Rows from a figure dataset:
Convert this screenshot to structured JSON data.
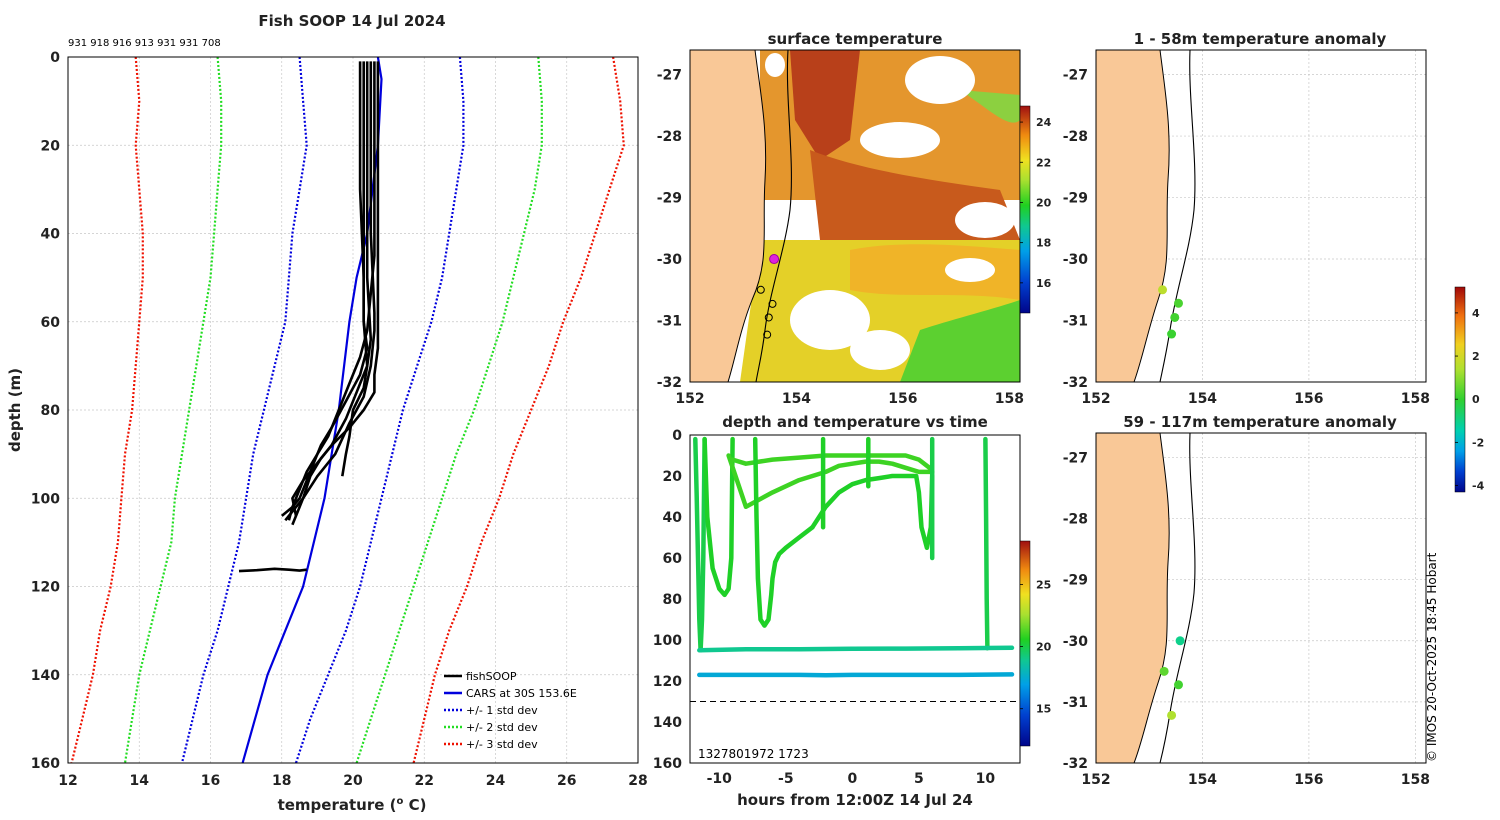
{
  "colors": {
    "fish": "#000000",
    "cars": "#0000dd",
    "std1": "#0000dd",
    "std2": "#22dd22",
    "std3": "#ee1100",
    "land": "#f9c897",
    "grid": "#c8c8c8",
    "magenta": "#dd22dd"
  },
  "chart_data": [
    {
      "id": "profile",
      "type": "line",
      "title": "Fish SOOP 14 Jul 2024",
      "subtitle": "931 918 916 913 931 931 708",
      "xlabel": "temperature (o C)",
      "xlabel_main": "temperature (",
      "xlabel_sup": "o",
      "xlabel_end": " C)",
      "ylabel": "depth (m)",
      "xlim": [
        12,
        28
      ],
      "ylim": [
        0,
        160
      ],
      "yreversed": true,
      "xticks": [
        12,
        14,
        16,
        18,
        20,
        22,
        24,
        26,
        28
      ],
      "yticks": [
        0,
        20,
        40,
        60,
        80,
        100,
        120,
        140,
        160
      ],
      "grid": true,
      "legend_position": "bottom-right",
      "legend": [
        "fishSOOP",
        "CARS at 30S 153.6E",
        "+/- 1 std dev",
        "+/- 2 std dev",
        "+/- 3 std dev"
      ],
      "cars": {
        "depth": [
          0,
          5,
          20,
          40,
          50,
          60,
          80,
          100,
          120,
          140,
          160
        ],
        "temp": [
          20.7,
          20.8,
          20.7,
          20.4,
          20.1,
          19.9,
          19.6,
          19.2,
          18.6,
          17.6,
          16.9
        ]
      },
      "std": {
        "depth": [
          0,
          10,
          20,
          30,
          40,
          50,
          60,
          70,
          80,
          90,
          100,
          110,
          120,
          130,
          140,
          150,
          160
        ],
        "minus3": [
          13.9,
          14.0,
          13.9,
          14.0,
          14.1,
          14.1,
          14.0,
          13.9,
          13.8,
          13.6,
          13.5,
          13.4,
          13.2,
          12.9,
          12.7,
          12.4,
          12.1
        ],
        "minus2": [
          16.2,
          16.3,
          16.3,
          16.2,
          16.1,
          16.0,
          15.8,
          15.6,
          15.4,
          15.2,
          15.0,
          14.9,
          14.6,
          14.3,
          14.0,
          13.8,
          13.6
        ],
        "minus1": [
          18.5,
          18.6,
          18.7,
          18.5,
          18.3,
          18.2,
          18.1,
          17.8,
          17.5,
          17.2,
          17.0,
          16.8,
          16.5,
          16.2,
          15.8,
          15.5,
          15.2
        ],
        "plus1": [
          23.0,
          23.1,
          23.1,
          22.9,
          22.7,
          22.5,
          22.2,
          21.8,
          21.4,
          21.1,
          20.8,
          20.5,
          20.2,
          19.8,
          19.3,
          18.8,
          18.4
        ],
        "plus2": [
          25.2,
          25.3,
          25.3,
          25.1,
          24.8,
          24.5,
          24.2,
          23.8,
          23.4,
          22.9,
          22.5,
          22.1,
          21.7,
          21.3,
          20.9,
          20.5,
          20.1
        ],
        "plus3": [
          27.3,
          27.5,
          27.6,
          27.2,
          26.8,
          26.4,
          25.9,
          25.5,
          25.0,
          24.5,
          24.1,
          23.6,
          23.2,
          22.7,
          22.3,
          22.0,
          21.7
        ]
      },
      "casts": [
        {
          "depth": [
            1,
            10,
            30,
            50,
            60,
            70,
            75,
            80,
            86,
            90,
            95
          ],
          "temp": [
            20.2,
            20.2,
            20.2,
            20.3,
            20.3,
            20.4,
            20.3,
            20.0,
            19.9,
            19.8,
            19.7
          ]
        },
        {
          "depth": [
            1,
            20,
            40,
            58,
            62,
            70,
            77,
            83,
            90,
            95,
            100,
            103,
            105
          ],
          "temp": [
            20.5,
            20.5,
            20.5,
            20.6,
            20.6,
            20.5,
            20.3,
            19.9,
            19.5,
            19.0,
            18.6,
            18.3,
            18.1
          ]
        },
        {
          "depth": [
            1,
            15,
            40,
            60,
            66,
            72,
            78,
            84,
            88,
            92,
            96,
            100,
            102,
            104
          ],
          "temp": [
            20.3,
            20.3,
            20.3,
            20.3,
            20.4,
            20.2,
            19.8,
            19.4,
            19.1,
            18.9,
            18.7,
            18.5,
            18.3,
            18.0
          ]
        },
        {
          "depth": [
            1,
            20,
            45,
            62,
            68,
            74,
            80,
            86,
            90,
            94,
            98,
            102,
            105
          ],
          "temp": [
            20.6,
            20.6,
            20.6,
            20.4,
            20.2,
            19.9,
            19.6,
            19.3,
            19.0,
            18.7,
            18.5,
            18.3,
            18.2
          ]
        },
        {
          "depth": [
            1,
            20,
            50,
            64,
            70,
            76,
            82,
            88,
            91,
            95,
            100,
            104,
            106
          ],
          "temp": [
            20.4,
            20.4,
            20.4,
            20.5,
            20.4,
            20.1,
            19.8,
            19.4,
            19.1,
            18.8,
            18.6,
            18.4,
            18.3
          ]
        },
        {
          "depth": [
            1,
            20,
            50,
            66,
            72,
            76,
            80,
            84,
            88,
            92,
            96,
            100,
            104
          ],
          "temp": [
            20.7,
            20.7,
            20.7,
            20.7,
            20.6,
            20.6,
            20.3,
            19.9,
            19.4,
            19.0,
            18.6,
            18.3,
            18.4
          ]
        },
        {
          "depth": [
            116.5,
            116.3,
            116.0,
            116.2,
            116.4,
            116.2
          ],
          "temp": [
            16.8,
            17.3,
            17.8,
            18.2,
            18.5,
            18.7
          ]
        }
      ]
    },
    {
      "id": "sst_map",
      "type": "heatmap",
      "title": "surface temperature",
      "xlim": [
        152,
        158.2
      ],
      "ylim": [
        -32,
        -26.6
      ],
      "xticks": [
        152,
        154,
        156,
        158
      ],
      "yticks": [
        -27,
        -28,
        -29,
        -30,
        -31,
        -32
      ],
      "colorbar_ticks": [
        16,
        18,
        20,
        22,
        24
      ],
      "colorbar_range": [
        14.5,
        24.8
      ],
      "highlight_station": {
        "lon": 153.58,
        "lat": -30.0
      },
      "stations": [
        {
          "lon": 153.33,
          "lat": -30.5
        },
        {
          "lon": 153.55,
          "lat": -30.73
        },
        {
          "lon": 153.48,
          "lat": -30.95
        },
        {
          "lon": 153.45,
          "lat": -31.23
        }
      ]
    },
    {
      "id": "time_series",
      "type": "scatter",
      "title": "depth and temperature vs time",
      "xlabel": "hours from 12:00Z 14 Jul 24",
      "xlim": [
        -12.2,
        12.6
      ],
      "ylim": [
        0,
        160
      ],
      "yreversed": true,
      "xticks": [
        -10,
        -5,
        0,
        5,
        10
      ],
      "yticks": [
        0,
        20,
        40,
        60,
        80,
        100,
        120,
        140,
        160
      ],
      "xtick_labels": [
        "-10",
        "-5",
        "0",
        "5",
        "10"
      ],
      "hline_depth": 130,
      "annotation": "1327801972 1723",
      "colorbar_ticks": [
        15,
        20,
        25
      ],
      "colorbar_range": [
        12,
        28.5
      ],
      "segments": [
        {
          "hours": [
            -11.8,
            -11.7,
            -11.6,
            -11.5,
            -11.4,
            -11.3,
            -11.2,
            -11.1
          ],
          "depth": [
            2,
            30,
            60,
            90,
            105,
            90,
            60,
            2
          ],
          "temp": 20
        },
        {
          "hours": [
            -11.1,
            -10.9,
            -10.5,
            -10.0,
            -9.6,
            -9.3,
            -9.1,
            -9.0
          ],
          "depth": [
            2,
            40,
            65,
            75,
            78,
            75,
            60,
            2
          ],
          "temp": 20.5
        },
        {
          "hours": [
            -9.3,
            -8.0,
            -6.0,
            -4.0,
            -2.0,
            -1.0,
            0.0,
            1.0,
            2.0,
            3.0,
            4.0,
            5.0,
            6.0
          ],
          "depth": [
            10,
            35,
            28,
            22,
            18,
            15,
            14,
            13,
            13,
            14,
            16,
            18,
            18
          ],
          "temp": 21
        },
        {
          "hours": [
            -9.0,
            -8.0,
            -6.0,
            -4.0,
            -2.0,
            0.0,
            2.0,
            4.0,
            5.0,
            5.8,
            6.0
          ],
          "depth": [
            12,
            14,
            12,
            11,
            10,
            10,
            10,
            10,
            12,
            16,
            18
          ],
          "temp": 21
        },
        {
          "hours": [
            -7.3,
            -7.2,
            -7.1,
            -6.9,
            -6.6,
            -6.3,
            -6.1,
            -6.0,
            -5.8,
            -5.5,
            -5.0,
            -4.0,
            -3.0
          ],
          "depth": [
            2,
            40,
            70,
            90,
            93,
            90,
            78,
            70,
            62,
            58,
            55,
            50,
            45
          ],
          "temp": 20.5
        },
        {
          "hours": [
            -3.0,
            -2.0,
            -1.0,
            0.0,
            1.0,
            2.0,
            3.0,
            4.0,
            4.8,
            5.0,
            5.2,
            5.6,
            5.9,
            6.0
          ],
          "depth": [
            45,
            35,
            28,
            24,
            22,
            21,
            20,
            20,
            20,
            28,
            45,
            55,
            45,
            20
          ],
          "temp": 20.5
        },
        {
          "hours": [
            6.0,
            6.0,
            6.0
          ],
          "depth": [
            20,
            60,
            2
          ],
          "temp": 20
        },
        {
          "hours": [
            -2.2,
            -2.2,
            -2.2
          ],
          "depth": [
            20,
            45,
            2
          ],
          "temp": 20.5
        },
        {
          "hours": [
            1.2,
            1.2,
            1.2
          ],
          "depth": [
            10,
            25,
            2
          ],
          "temp": 20.5
        },
        {
          "hours": [
            10.0,
            10.05,
            10.1,
            10.15
          ],
          "depth": [
            2,
            40,
            80,
            104
          ],
          "temp": 20
        },
        {
          "hours": [
            -11.5,
            -8.0,
            -4.0,
            0.0,
            4.0,
            8.0,
            12.0
          ],
          "depth": [
            105,
            104.5,
            104.5,
            104.3,
            104.2,
            104.0,
            103.8
          ],
          "temp": 19
        },
        {
          "hours": [
            -11.5,
            -8.0,
            -4.0,
            -2.0,
            0.0,
            4.0,
            8.0,
            12.0
          ],
          "depth": [
            117,
            117,
            117,
            117.2,
            117,
            117,
            117,
            116.8
          ],
          "temp": 17.4
        }
      ]
    },
    {
      "id": "anomaly_shallow",
      "type": "scatter",
      "title": "1 - 58m temperature anomaly",
      "xlim": [
        152,
        158.2
      ],
      "ylim": [
        -32,
        -26.6
      ],
      "xticks": [
        152,
        154,
        156,
        158
      ],
      "yticks": [
        -27,
        -28,
        -29,
        -30,
        -31,
        -32
      ],
      "points": [
        {
          "lon": 153.25,
          "lat": -30.5,
          "anom": 1.6
        },
        {
          "lon": 153.55,
          "lat": -30.72,
          "anom": 0.3
        },
        {
          "lon": 153.48,
          "lat": -30.95,
          "anom": 0.2
        },
        {
          "lon": 153.42,
          "lat": -31.22,
          "anom": 0.1
        }
      ]
    },
    {
      "id": "anomaly_deep",
      "type": "scatter",
      "title": "59 - 117m temperature anomaly",
      "xlim": [
        152,
        158.2
      ],
      "ylim": [
        -32,
        -26.6
      ],
      "xticks": [
        152,
        154,
        156,
        158
      ],
      "yticks": [
        -27,
        -28,
        -29,
        -30,
        -31,
        -32
      ],
      "points": [
        {
          "lon": 153.58,
          "lat": -30.0,
          "anom": -1.0
        },
        {
          "lon": 153.28,
          "lat": -30.5,
          "anom": 0.5
        },
        {
          "lon": 153.55,
          "lat": -30.72,
          "anom": 0.2
        },
        {
          "lon": 153.42,
          "lat": -31.22,
          "anom": 1.4
        }
      ]
    },
    {
      "id": "anomaly_colorbar",
      "type": "heatmap",
      "ticks": [
        4,
        2,
        0,
        -2,
        -4
      ],
      "range": [
        -4.3,
        5.2
      ]
    }
  ],
  "credit": "© IMOS 20-Oct-2025 18:45 Hobart"
}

THE EXERCISE: Output a single number: how many lines contain the word "temperature".

THE ANSWER: 6